#### Task brief:
In every entry below, change "category-label" to "card-caption" and reproduce the lines otherwise unaltered, omitting the pictures.

--- begin ---

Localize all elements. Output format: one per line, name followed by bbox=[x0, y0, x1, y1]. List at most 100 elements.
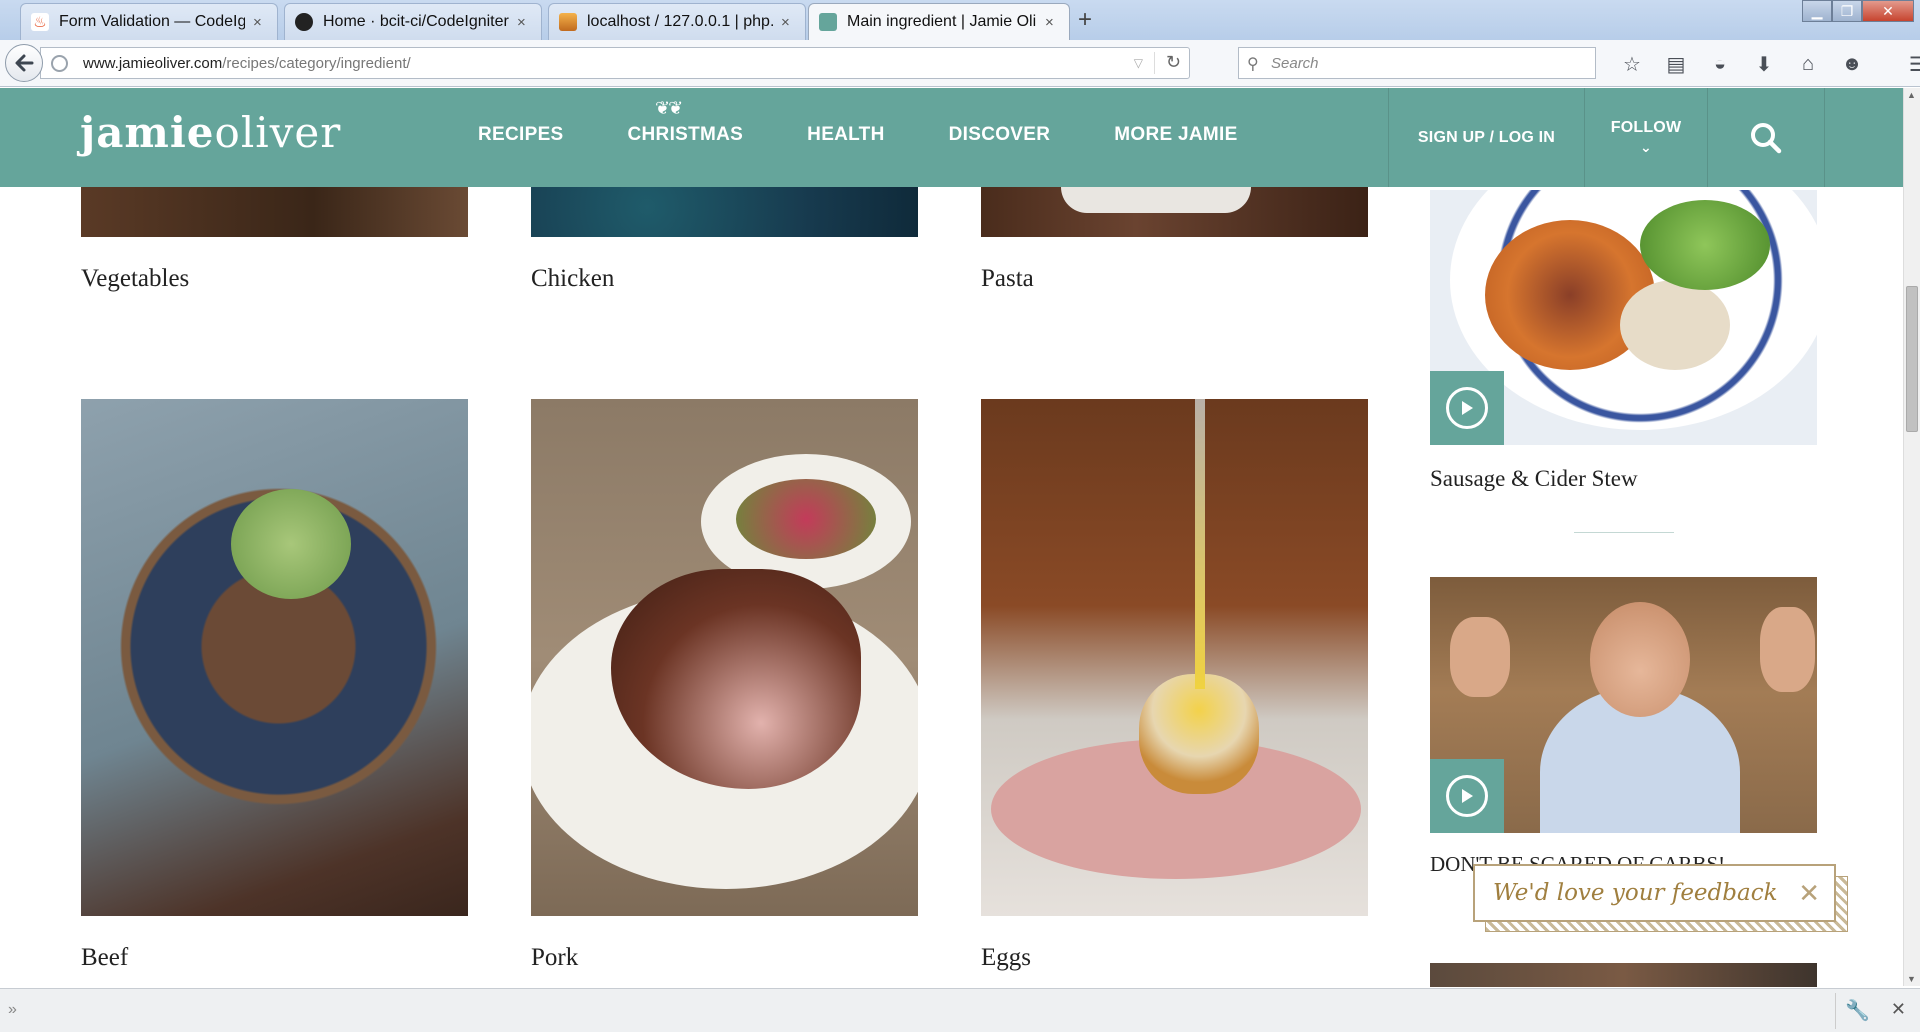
search-input[interactable]: ⚲ Search bbox=[1238, 47, 1596, 79]
signup-login-link[interactable]: SIGN UP / LOG IN bbox=[1388, 88, 1584, 187]
browser-tab-title: Main ingredient | Jamie Oli... bbox=[847, 13, 1037, 30]
address-bar[interactable]: www.jamieoliver.com/recipes/category/ing… bbox=[40, 47, 1190, 79]
close-icon[interactable]: ✕ bbox=[1798, 878, 1820, 909]
address-separator bbox=[1154, 52, 1155, 74]
bookmark-star-icon[interactable]: ☆ bbox=[1610, 50, 1654, 78]
feedback-widget[interactable]: We'd love your feedback ✕ bbox=[1473, 864, 1848, 932]
search-icon: ⚲ bbox=[1247, 56, 1259, 73]
nav-health[interactable]: HEALTH bbox=[807, 124, 884, 146]
expand-chevron-icon[interactable]: » bbox=[8, 1001, 17, 1019]
window-controls: ▁ ❐ ✕ bbox=[1802, 0, 1914, 22]
play-icon bbox=[1446, 387, 1488, 429]
category-card-pork[interactable]: Pork bbox=[531, 399, 918, 979]
scroll-thumb[interactable] bbox=[1906, 286, 1918, 432]
status-separator bbox=[1835, 993, 1836, 1029]
eggs-image[interactable] bbox=[981, 399, 1368, 916]
left-hand-shape bbox=[1450, 617, 1510, 697]
nav-more-jamie[interactable]: MORE JAMIE bbox=[1114, 124, 1237, 146]
video-title-label[interactable]: Sausage & Cider Stew bbox=[1430, 466, 1638, 492]
category-label[interactable]: Pork bbox=[531, 944, 578, 972]
close-tab-icon[interactable]: × bbox=[781, 14, 795, 31]
spoon-drip-shape bbox=[1195, 399, 1205, 689]
browser-tab-title: localhost / 127.0.0.1 | php... bbox=[587, 13, 773, 30]
emoji-icon[interactable]: ☻ bbox=[1830, 50, 1874, 78]
category-card-chicken[interactable]: Chicken bbox=[531, 187, 918, 307]
site-header: jamieoliver ❦❦ RECIPES CHRISTMAS HEALTH … bbox=[0, 88, 1903, 187]
browser-status-bar: » 🔧 ✕ bbox=[0, 988, 1920, 1032]
sidebar-video-card[interactable] bbox=[1430, 577, 1817, 833]
pocket-icon[interactable]: ◒ bbox=[1698, 50, 1742, 78]
wrench-icon[interactable]: 🔧 bbox=[1845, 998, 1870, 1023]
back-button[interactable] bbox=[5, 44, 43, 82]
download-icon[interactable]: ⬇ bbox=[1742, 50, 1786, 78]
browser-navigation-bar: www.jamieoliver.com/recipes/category/ing… bbox=[0, 40, 1920, 87]
category-label[interactable]: Eggs bbox=[981, 944, 1031, 972]
category-label[interactable]: Beef bbox=[81, 944, 128, 972]
sidebar-video-card[interactable] bbox=[1430, 963, 1817, 987]
nav-discover[interactable]: DISCOVER bbox=[949, 124, 1051, 146]
pork-image[interactable] bbox=[531, 399, 918, 916]
browser-tab[interactable]: localhost / 127.0.0.1 | php... × bbox=[548, 3, 806, 40]
vegetables-image[interactable] bbox=[81, 187, 468, 237]
close-tab-icon[interactable]: × bbox=[517, 14, 531, 31]
close-tab-icon[interactable]: × bbox=[1045, 14, 1059, 31]
chicken-image[interactable] bbox=[531, 187, 918, 237]
category-card-eggs[interactable]: Eggs bbox=[981, 399, 1368, 979]
main-navigation: RECIPES CHRISTMAS HEALTH DISCOVER MORE J… bbox=[478, 124, 1302, 146]
history-dropdown-icon[interactable]: ▽ bbox=[1134, 56, 1143, 70]
window-close-icon[interactable]: ✕ bbox=[1862, 0, 1914, 22]
codeigniter-favicon-icon: ♨ bbox=[31, 13, 49, 31]
address-url: www.jamieoliver.com/recipes/category/ing… bbox=[83, 55, 411, 72]
reading-list-icon[interactable]: ▤ bbox=[1654, 50, 1698, 78]
jamie-oliver-favicon-icon bbox=[819, 13, 837, 31]
phpmyadmin-favicon-icon bbox=[559, 13, 577, 31]
search-placeholder: Search bbox=[1271, 55, 1319, 72]
beef-image[interactable] bbox=[81, 399, 468, 916]
nav-recipes[interactable]: RECIPES bbox=[478, 124, 564, 146]
minimize-icon[interactable]: ▁ bbox=[1802, 0, 1832, 22]
category-label[interactable]: Chicken bbox=[531, 265, 614, 293]
close-addon-bar-icon[interactable]: ✕ bbox=[1891, 999, 1906, 1020]
browser-tab-strip: ♨ Form Validation — CodeIg... × Home · b… bbox=[0, 0, 1920, 40]
browser-tab-title: Form Validation — CodeIg... bbox=[59, 13, 245, 30]
site-identity-icon[interactable] bbox=[51, 55, 68, 72]
reload-icon[interactable]: ↻ bbox=[1166, 52, 1181, 73]
eggs-benedict-shape bbox=[1139, 674, 1259, 794]
menu-icon[interactable]: ☰ bbox=[1896, 50, 1920, 78]
search-icon bbox=[1751, 122, 1782, 153]
potatoes-shape bbox=[736, 479, 876, 559]
feedback-box[interactable]: We'd love your feedback ✕ bbox=[1473, 864, 1836, 922]
feedback-label[interactable]: We'd love your feedback bbox=[1493, 880, 1778, 906]
play-video-button[interactable] bbox=[1430, 759, 1504, 833]
next-video-image[interactable] bbox=[1430, 963, 1817, 987]
follow-menu[interactable]: FOLLOW ⌄ bbox=[1584, 88, 1707, 187]
nav-christmas[interactable]: CHRISTMAS bbox=[628, 124, 744, 146]
close-tab-icon[interactable]: × bbox=[253, 14, 267, 31]
leaves-shape bbox=[1640, 200, 1770, 290]
pasta-image[interactable] bbox=[981, 187, 1368, 237]
browser-tab-active[interactable]: Main ingredient | Jamie Oli... × bbox=[808, 3, 1070, 40]
maximize-icon[interactable]: ❐ bbox=[1832, 0, 1862, 22]
back-arrow-icon bbox=[15, 54, 34, 72]
browser-tab[interactable]: ♨ Form Validation — CodeIg... × bbox=[20, 3, 278, 40]
scroll-down-icon[interactable]: ▼ bbox=[1907, 974, 1916, 984]
site-logo[interactable]: jamieoliver bbox=[80, 108, 341, 157]
sidebar-video-card[interactable] bbox=[1430, 190, 1817, 445]
category-label[interactable]: Pasta bbox=[981, 265, 1034, 293]
right-hand-shape bbox=[1760, 607, 1815, 692]
play-video-button[interactable] bbox=[1430, 371, 1504, 445]
site-search-button[interactable] bbox=[1707, 88, 1825, 187]
browser-tab-title: Home · bcit-ci/CodeIgniter... bbox=[323, 13, 509, 30]
new-tab-button[interactable]: + bbox=[1078, 6, 1092, 34]
page-scrollbar[interactable]: ▲ ▼ bbox=[1903, 88, 1920, 986]
mash-shape bbox=[1620, 280, 1730, 370]
category-label[interactable]: Vegetables bbox=[81, 265, 189, 293]
home-icon[interactable]: ⌂ bbox=[1786, 50, 1830, 78]
play-icon bbox=[1446, 775, 1488, 817]
browser-tab[interactable]: Home · bcit-ci/CodeIgniter... × bbox=[284, 3, 542, 40]
follow-label: FOLLOW bbox=[1610, 119, 1682, 136]
category-card-pasta[interactable]: Pasta bbox=[981, 187, 1368, 307]
category-card-beef[interactable]: Beef bbox=[81, 399, 468, 979]
category-card-vegetables[interactable]: Vegetables bbox=[81, 187, 468, 307]
scroll-up-icon[interactable]: ▲ bbox=[1907, 90, 1916, 100]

--- end ---

#### Answer to the problem:
Localize all elements. Output format: one per line, name followed by bbox=[x0, y0, x1, y1]. List at most 100 elements.
search-input[interactable]: ⚲ Search bbox=[1238, 47, 1596, 79]
signup-login-link[interactable]: SIGN UP / LOG IN bbox=[1388, 88, 1584, 187]
browser-tab-title: Main ingredient | Jamie Oli... bbox=[847, 13, 1037, 30]
address-bar[interactable]: www.jamieoliver.com/recipes/category/ing… bbox=[40, 47, 1190, 79]
close-icon[interactable]: ✕ bbox=[1798, 878, 1820, 909]
address-separator bbox=[1154, 52, 1155, 74]
bookmark-star-icon[interactable]: ☆ bbox=[1610, 50, 1654, 78]
feedback-widget[interactable]: We'd love your feedback ✕ bbox=[1473, 864, 1848, 932]
search-icon: ⚲ bbox=[1247, 56, 1259, 73]
nav-health[interactable]: HEALTH bbox=[807, 124, 884, 146]
expand-chevron-icon[interactable]: » bbox=[8, 1001, 17, 1019]
window-controls: ▁ ❐ ✕ bbox=[1802, 0, 1914, 22]
play-icon bbox=[1446, 387, 1488, 429]
category-card-pork[interactable]: Pork bbox=[531, 399, 918, 979]
scroll-thumb[interactable] bbox=[1906, 286, 1918, 432]
status-separator bbox=[1835, 993, 1836, 1029]
eggs-image[interactable] bbox=[981, 399, 1368, 916]
left-hand-shape bbox=[1450, 617, 1510, 697]
nav-more-jamie[interactable]: MORE JAMIE bbox=[1114, 124, 1237, 146]
video-title-label[interactable]: Sausage & Cider Stew bbox=[1430, 466, 1638, 492]
card-caption[interactable]: Pork bbox=[531, 944, 578, 972]
close-tab-icon[interactable]: × bbox=[781, 14, 795, 31]
spoon-drip-shape bbox=[1195, 399, 1205, 689]
browser-tab-title: localhost / 127.0.0.1 | php... bbox=[587, 13, 773, 30]
emoji-icon[interactable]: ☻ bbox=[1830, 50, 1874, 78]
category-card-chicken[interactable]: Chicken bbox=[531, 187, 918, 307]
site-header: jamieoliver ❦❦ RECIPES CHRISTMAS HEALTH … bbox=[0, 88, 1903, 187]
browser-status-bar: » 🔧 ✕ bbox=[0, 988, 1920, 1032]
sidebar-video-card[interactable] bbox=[1430, 577, 1817, 833]
pocket-icon[interactable]: ◒ bbox=[1698, 50, 1742, 78]
wrench-icon[interactable]: 🔧 bbox=[1845, 998, 1870, 1023]
back-button[interactable] bbox=[5, 44, 43, 82]
download-icon[interactable]: ⬇ bbox=[1742, 50, 1786, 78]
browser-navigation-bar: www.jamieoliver.com/recipes/category/ing… bbox=[0, 40, 1920, 87]
card-caption[interactable]: Eggs bbox=[981, 944, 1031, 972]
card-caption[interactable]: Beef bbox=[81, 944, 128, 972]
sidebar-video-card[interactable] bbox=[1430, 963, 1817, 987]
nav-discover[interactable]: DISCOVER bbox=[949, 124, 1051, 146]
pork-image[interactable] bbox=[531, 399, 918, 916]
browser-tab[interactable]: localhost / 127.0.0.1 | php... × bbox=[548, 3, 806, 40]
vegetables-image[interactable] bbox=[81, 187, 468, 237]
close-tab-icon[interactable]: × bbox=[517, 14, 531, 31]
close-tab-icon[interactable]: × bbox=[1045, 14, 1059, 31]
chicken-image[interactable] bbox=[531, 187, 918, 237]
category-card-eggs[interactable]: Eggs bbox=[981, 399, 1368, 979]
main-navigation: RECIPES CHRISTMAS HEALTH DISCOVER MORE J… bbox=[478, 124, 1302, 146]
history-dropdown-icon[interactable]: ▽ bbox=[1134, 56, 1143, 70]
window-close-icon[interactable]: ✕ bbox=[1862, 0, 1914, 22]
codeigniter-favicon-icon: ♨ bbox=[31, 13, 49, 31]
address-url: www.jamieoliver.com/recipes/category/ing… bbox=[83, 55, 411, 72]
reading-list-icon[interactable]: ▤ bbox=[1654, 50, 1698, 78]
jamie-oliver-favicon-icon bbox=[819, 13, 837, 31]
phpmyadmin-favicon-icon bbox=[559, 13, 577, 31]
search-placeholder: Search bbox=[1271, 55, 1319, 72]
beef-image[interactable] bbox=[81, 399, 468, 916]
nav-recipes[interactable]: RECIPES bbox=[478, 124, 564, 146]
minimize-icon[interactable]: ▁ bbox=[1802, 0, 1832, 22]
card-caption[interactable]: Chicken bbox=[531, 265, 614, 293]
close-addon-bar-icon[interactable]: ✕ bbox=[1891, 999, 1906, 1020]
browser-tab-strip: ♨ Form Validation — CodeIg... × Home · b… bbox=[0, 0, 1920, 40]
browser-tab-title: Form Validation — CodeIg... bbox=[59, 13, 245, 30]
site-identity-icon[interactable] bbox=[51, 55, 68, 72]
reload-icon[interactable]: ↻ bbox=[1166, 52, 1181, 73]
eggs-benedict-shape bbox=[1139, 674, 1259, 794]
menu-icon[interactable]: ☰ bbox=[1896, 50, 1920, 78]
search-icon bbox=[1751, 122, 1782, 153]
potatoes-shape bbox=[736, 479, 876, 559]
feedback-box[interactable]: We'd love your feedback ✕ bbox=[1473, 864, 1836, 922]
feedback-label[interactable]: We'd love your feedback bbox=[1493, 880, 1778, 906]
play-video-button[interactable] bbox=[1430, 759, 1504, 833]
next-video-image[interactable] bbox=[1430, 963, 1817, 987]
follow-menu[interactable]: FOLLOW ⌄ bbox=[1584, 88, 1707, 187]
nav-christmas[interactable]: CHRISTMAS bbox=[628, 124, 744, 146]
close-tab-icon[interactable]: × bbox=[253, 14, 267, 31]
leaves-shape bbox=[1640, 200, 1770, 290]
pasta-image[interactable] bbox=[981, 187, 1368, 237]
browser-tab-active[interactable]: Main ingredient | Jamie Oli... × bbox=[808, 3, 1070, 40]
maximize-icon[interactable]: ❐ bbox=[1832, 0, 1862, 22]
back-arrow-icon bbox=[15, 54, 34, 72]
browser-tab[interactable]: ♨ Form Validation — CodeIg... × bbox=[20, 3, 278, 40]
scroll-down-icon[interactable]: ▼ bbox=[1907, 974, 1916, 984]
site-logo[interactable]: jamieoliver bbox=[80, 108, 341, 157]
sidebar-video-card[interactable] bbox=[1430, 190, 1817, 445]
card-caption[interactable]: Pasta bbox=[981, 265, 1034, 293]
right-hand-shape bbox=[1760, 607, 1815, 692]
play-video-button[interactable] bbox=[1430, 371, 1504, 445]
site-search-button[interactable] bbox=[1707, 88, 1825, 187]
browser-tab-title: Home · bcit-ci/CodeIgniter... bbox=[323, 13, 509, 30]
new-tab-button[interactable]: + bbox=[1078, 6, 1092, 34]
page-scrollbar[interactable]: ▲ ▼ bbox=[1903, 88, 1920, 986]
mash-shape bbox=[1620, 280, 1730, 370]
card-caption[interactable]: Vegetables bbox=[81, 265, 189, 293]
home-icon[interactable]: ⌂ bbox=[1786, 50, 1830, 78]
play-icon bbox=[1446, 775, 1488, 817]
browser-tab[interactable]: Home · bcit-ci/CodeIgniter... × bbox=[284, 3, 542, 40]
follow-label: FOLLOW bbox=[1610, 119, 1682, 136]
category-card-pasta[interactable]: Pasta bbox=[981, 187, 1368, 307]
category-card-beef[interactable]: Beef bbox=[81, 399, 468, 979]
category-card-vegetables[interactable]: Vegetables bbox=[81, 187, 468, 307]
scroll-up-icon[interactable]: ▲ bbox=[1907, 90, 1916, 100]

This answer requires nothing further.